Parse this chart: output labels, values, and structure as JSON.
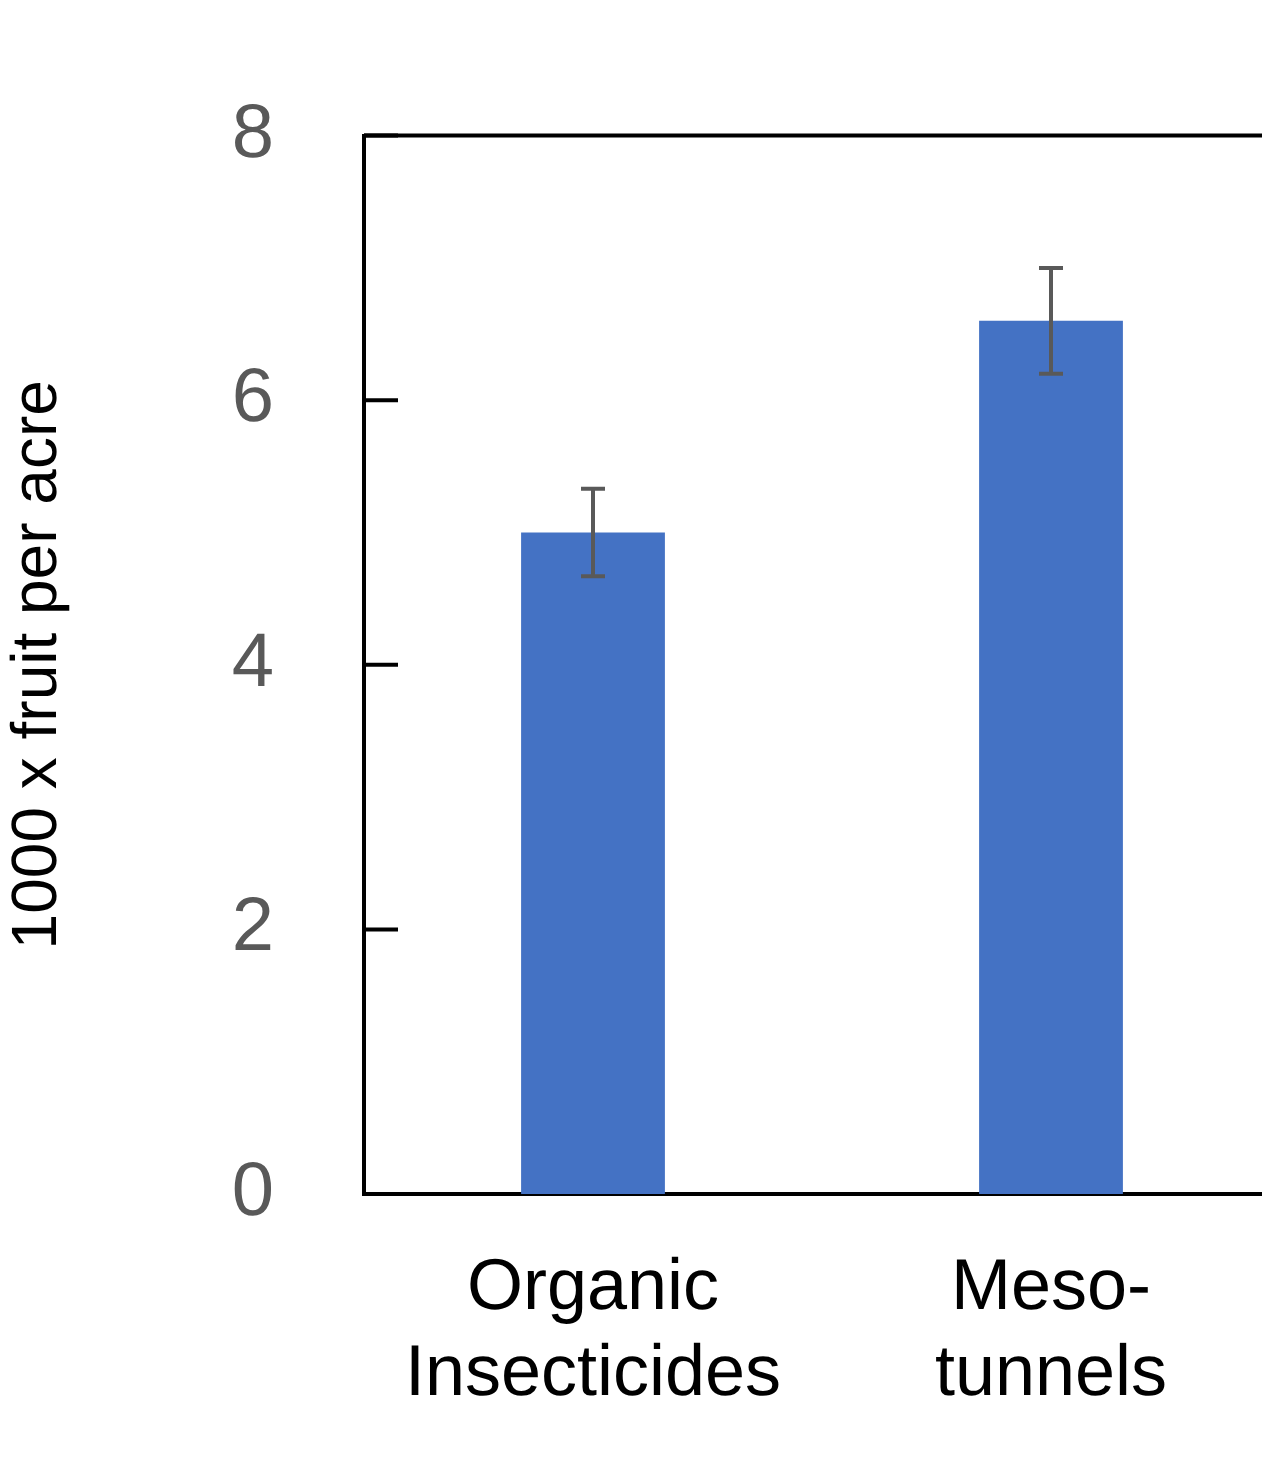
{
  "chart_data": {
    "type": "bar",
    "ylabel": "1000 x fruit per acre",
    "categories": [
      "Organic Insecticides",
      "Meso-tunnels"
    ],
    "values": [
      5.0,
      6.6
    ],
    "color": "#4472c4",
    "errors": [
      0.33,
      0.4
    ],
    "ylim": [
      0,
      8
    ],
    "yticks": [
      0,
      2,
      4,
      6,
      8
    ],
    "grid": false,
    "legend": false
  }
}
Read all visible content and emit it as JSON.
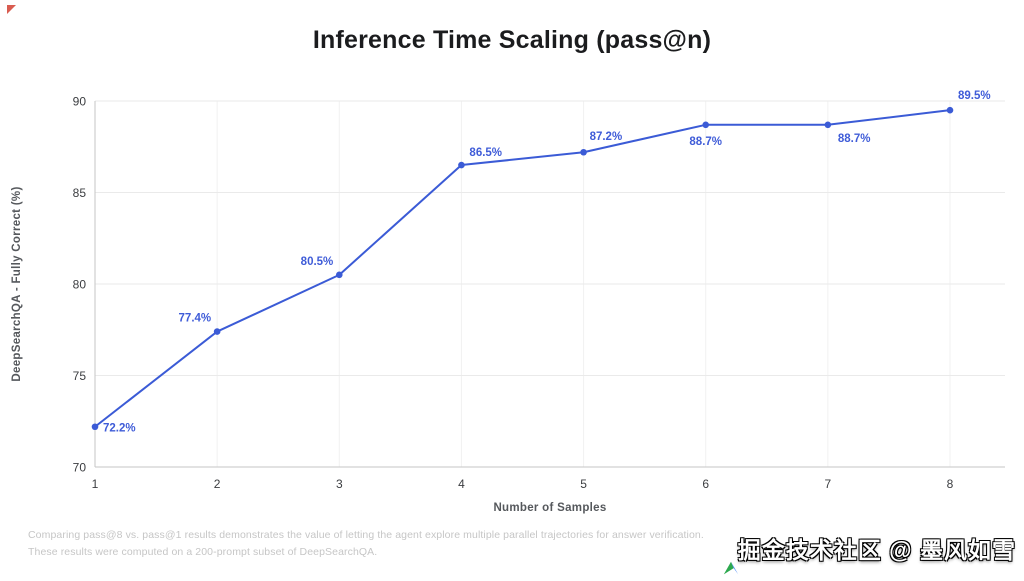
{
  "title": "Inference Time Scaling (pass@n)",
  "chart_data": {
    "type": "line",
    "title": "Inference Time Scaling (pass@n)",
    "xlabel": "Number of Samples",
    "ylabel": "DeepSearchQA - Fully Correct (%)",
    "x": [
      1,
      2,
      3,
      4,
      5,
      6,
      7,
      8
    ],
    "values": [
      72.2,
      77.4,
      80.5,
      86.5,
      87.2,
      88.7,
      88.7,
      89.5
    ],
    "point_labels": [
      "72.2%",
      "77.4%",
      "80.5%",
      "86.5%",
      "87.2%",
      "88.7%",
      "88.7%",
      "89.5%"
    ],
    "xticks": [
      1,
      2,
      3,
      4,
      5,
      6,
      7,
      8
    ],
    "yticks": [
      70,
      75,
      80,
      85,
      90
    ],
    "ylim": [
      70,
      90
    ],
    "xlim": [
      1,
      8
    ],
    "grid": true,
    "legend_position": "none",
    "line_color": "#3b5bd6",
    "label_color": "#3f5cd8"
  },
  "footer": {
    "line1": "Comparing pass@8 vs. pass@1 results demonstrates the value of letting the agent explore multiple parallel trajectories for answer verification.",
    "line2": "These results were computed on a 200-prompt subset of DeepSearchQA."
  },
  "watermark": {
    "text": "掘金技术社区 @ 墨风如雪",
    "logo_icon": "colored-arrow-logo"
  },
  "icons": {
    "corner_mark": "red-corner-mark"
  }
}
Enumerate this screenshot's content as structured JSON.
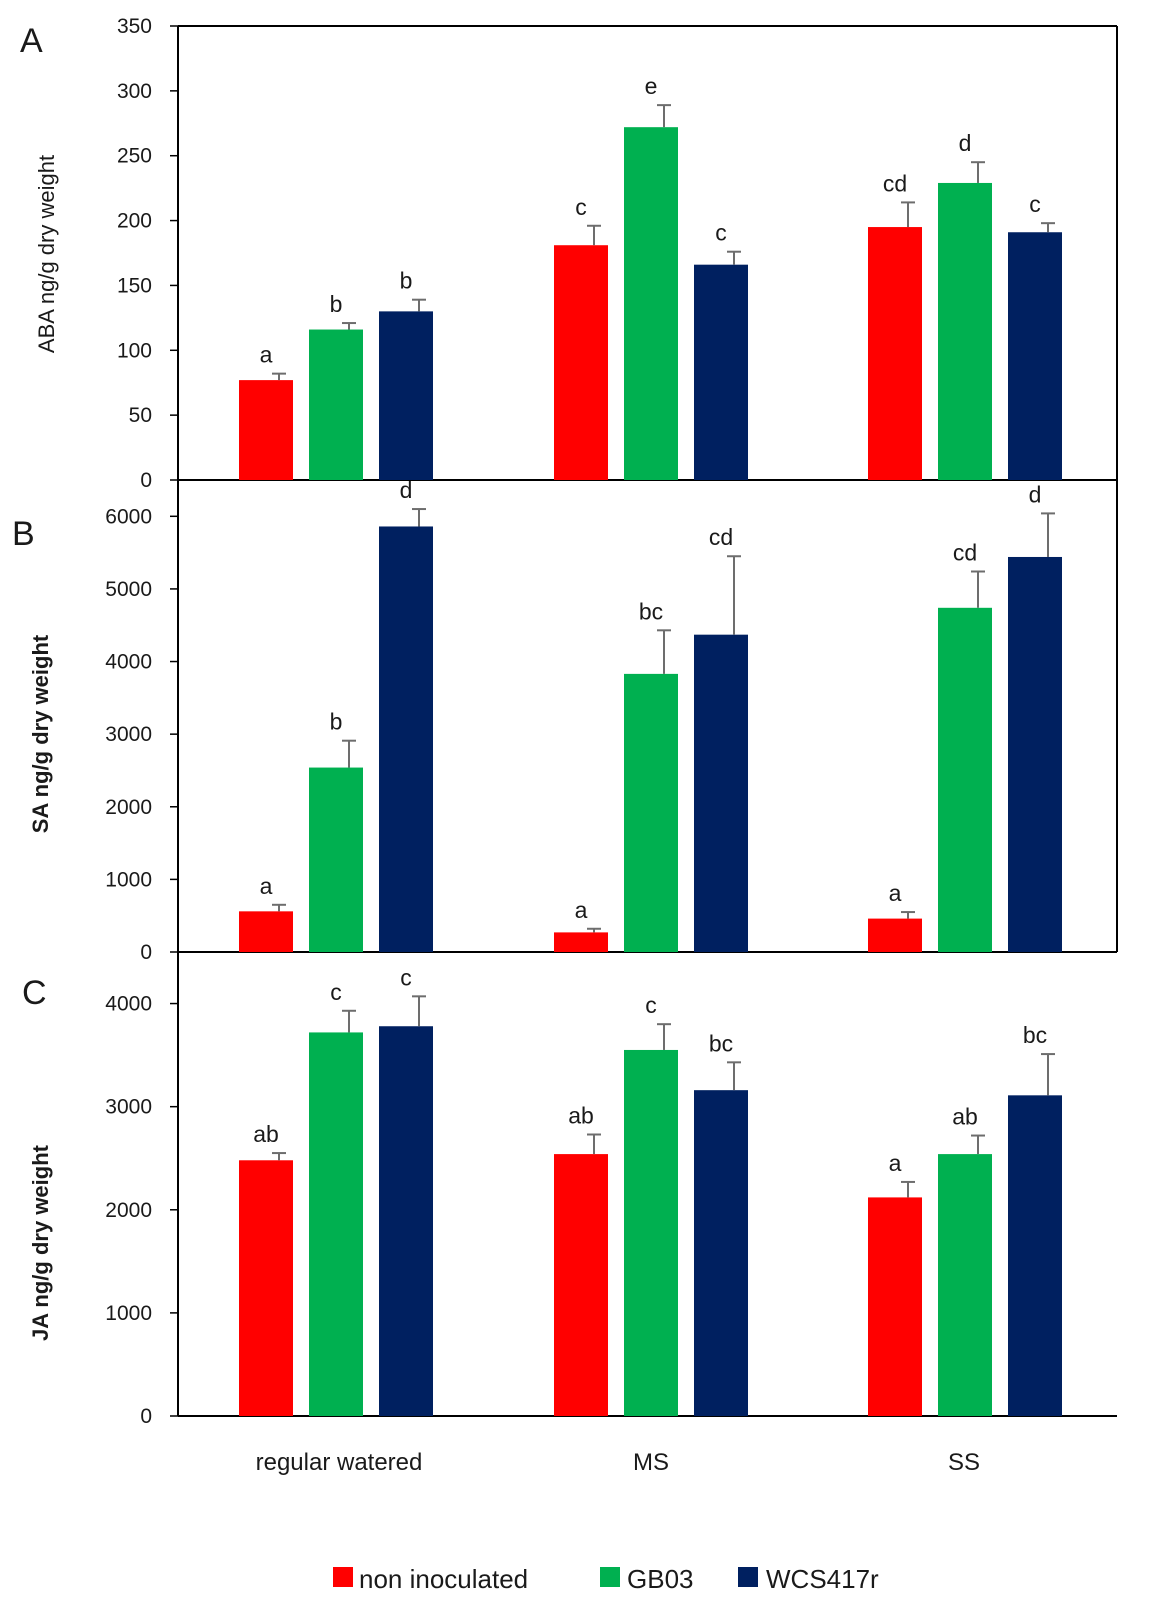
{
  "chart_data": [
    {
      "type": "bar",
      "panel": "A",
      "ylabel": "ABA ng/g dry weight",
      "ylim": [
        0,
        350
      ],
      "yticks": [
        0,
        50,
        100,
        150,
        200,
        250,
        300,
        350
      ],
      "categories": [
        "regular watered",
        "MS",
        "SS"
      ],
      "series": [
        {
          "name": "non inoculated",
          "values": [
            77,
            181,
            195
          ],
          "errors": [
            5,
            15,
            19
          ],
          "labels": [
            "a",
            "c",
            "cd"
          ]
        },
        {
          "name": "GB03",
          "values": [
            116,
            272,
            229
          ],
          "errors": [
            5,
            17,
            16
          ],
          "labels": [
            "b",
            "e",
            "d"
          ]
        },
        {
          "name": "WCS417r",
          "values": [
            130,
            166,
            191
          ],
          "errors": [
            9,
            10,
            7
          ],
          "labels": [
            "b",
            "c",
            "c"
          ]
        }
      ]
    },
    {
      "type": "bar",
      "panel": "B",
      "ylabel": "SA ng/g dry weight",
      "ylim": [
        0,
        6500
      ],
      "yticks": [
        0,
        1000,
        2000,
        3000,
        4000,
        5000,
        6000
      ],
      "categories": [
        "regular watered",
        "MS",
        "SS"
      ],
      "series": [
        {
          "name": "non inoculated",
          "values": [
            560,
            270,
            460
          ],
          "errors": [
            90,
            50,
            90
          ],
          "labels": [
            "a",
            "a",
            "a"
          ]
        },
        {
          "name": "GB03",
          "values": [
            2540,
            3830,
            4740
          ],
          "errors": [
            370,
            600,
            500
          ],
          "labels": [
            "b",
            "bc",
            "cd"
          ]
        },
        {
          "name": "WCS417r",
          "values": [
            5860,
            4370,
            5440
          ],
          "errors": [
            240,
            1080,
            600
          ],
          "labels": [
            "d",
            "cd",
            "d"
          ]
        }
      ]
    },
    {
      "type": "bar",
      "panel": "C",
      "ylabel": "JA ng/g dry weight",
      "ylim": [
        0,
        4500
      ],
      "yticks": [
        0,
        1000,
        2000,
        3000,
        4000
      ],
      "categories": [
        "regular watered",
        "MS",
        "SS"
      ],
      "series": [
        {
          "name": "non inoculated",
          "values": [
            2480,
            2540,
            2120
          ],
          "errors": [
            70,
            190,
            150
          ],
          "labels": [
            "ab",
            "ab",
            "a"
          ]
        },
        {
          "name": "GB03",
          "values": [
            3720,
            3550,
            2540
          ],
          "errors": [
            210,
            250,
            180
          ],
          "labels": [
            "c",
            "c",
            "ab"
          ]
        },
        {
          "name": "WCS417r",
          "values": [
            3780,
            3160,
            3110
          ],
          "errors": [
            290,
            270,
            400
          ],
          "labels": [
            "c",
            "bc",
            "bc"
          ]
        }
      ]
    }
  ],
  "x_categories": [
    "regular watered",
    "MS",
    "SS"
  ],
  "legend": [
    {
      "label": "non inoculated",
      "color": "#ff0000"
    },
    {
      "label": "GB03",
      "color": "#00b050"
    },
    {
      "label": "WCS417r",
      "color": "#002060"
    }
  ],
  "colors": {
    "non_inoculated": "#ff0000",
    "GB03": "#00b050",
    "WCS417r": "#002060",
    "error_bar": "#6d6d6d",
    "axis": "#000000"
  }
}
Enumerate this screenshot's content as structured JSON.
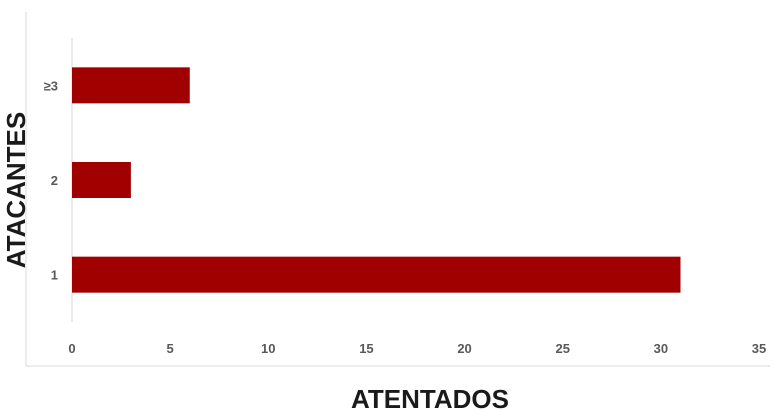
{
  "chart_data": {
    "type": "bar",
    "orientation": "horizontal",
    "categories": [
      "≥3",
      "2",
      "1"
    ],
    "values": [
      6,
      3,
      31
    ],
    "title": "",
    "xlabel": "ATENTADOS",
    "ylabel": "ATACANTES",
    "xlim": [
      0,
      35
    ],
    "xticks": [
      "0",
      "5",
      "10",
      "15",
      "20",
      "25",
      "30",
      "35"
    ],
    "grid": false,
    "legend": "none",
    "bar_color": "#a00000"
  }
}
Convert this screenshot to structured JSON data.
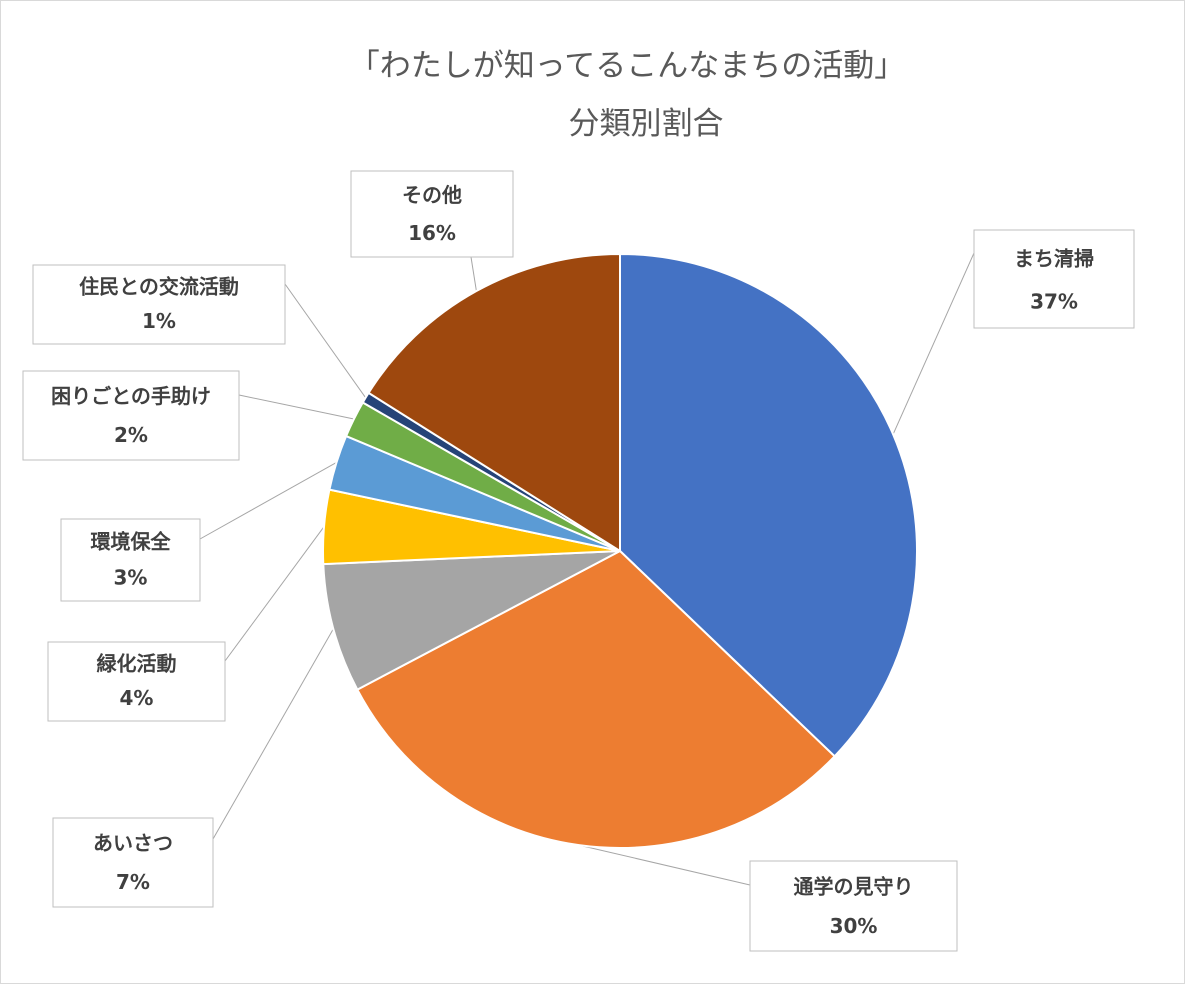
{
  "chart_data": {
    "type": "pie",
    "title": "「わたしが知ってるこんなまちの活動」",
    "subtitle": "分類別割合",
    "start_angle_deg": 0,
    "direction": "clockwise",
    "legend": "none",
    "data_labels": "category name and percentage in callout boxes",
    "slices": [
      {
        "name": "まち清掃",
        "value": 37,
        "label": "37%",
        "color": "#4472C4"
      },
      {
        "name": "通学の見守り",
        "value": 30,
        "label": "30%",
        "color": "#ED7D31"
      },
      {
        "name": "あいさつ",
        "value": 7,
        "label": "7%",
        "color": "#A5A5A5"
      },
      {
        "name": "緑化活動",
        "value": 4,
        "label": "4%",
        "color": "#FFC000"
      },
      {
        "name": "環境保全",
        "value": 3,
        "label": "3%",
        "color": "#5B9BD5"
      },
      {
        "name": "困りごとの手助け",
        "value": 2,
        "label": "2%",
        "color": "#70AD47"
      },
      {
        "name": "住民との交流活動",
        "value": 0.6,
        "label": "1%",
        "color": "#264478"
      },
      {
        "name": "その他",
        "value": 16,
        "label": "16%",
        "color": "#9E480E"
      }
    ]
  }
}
- - -
> **What is being asked**
Show each line of the listing that holds the string "Time".

> **Output**
  "title": "Inference Time Scaling (pass@n)",
    "title": "Inference Time Scaling (pass@n)",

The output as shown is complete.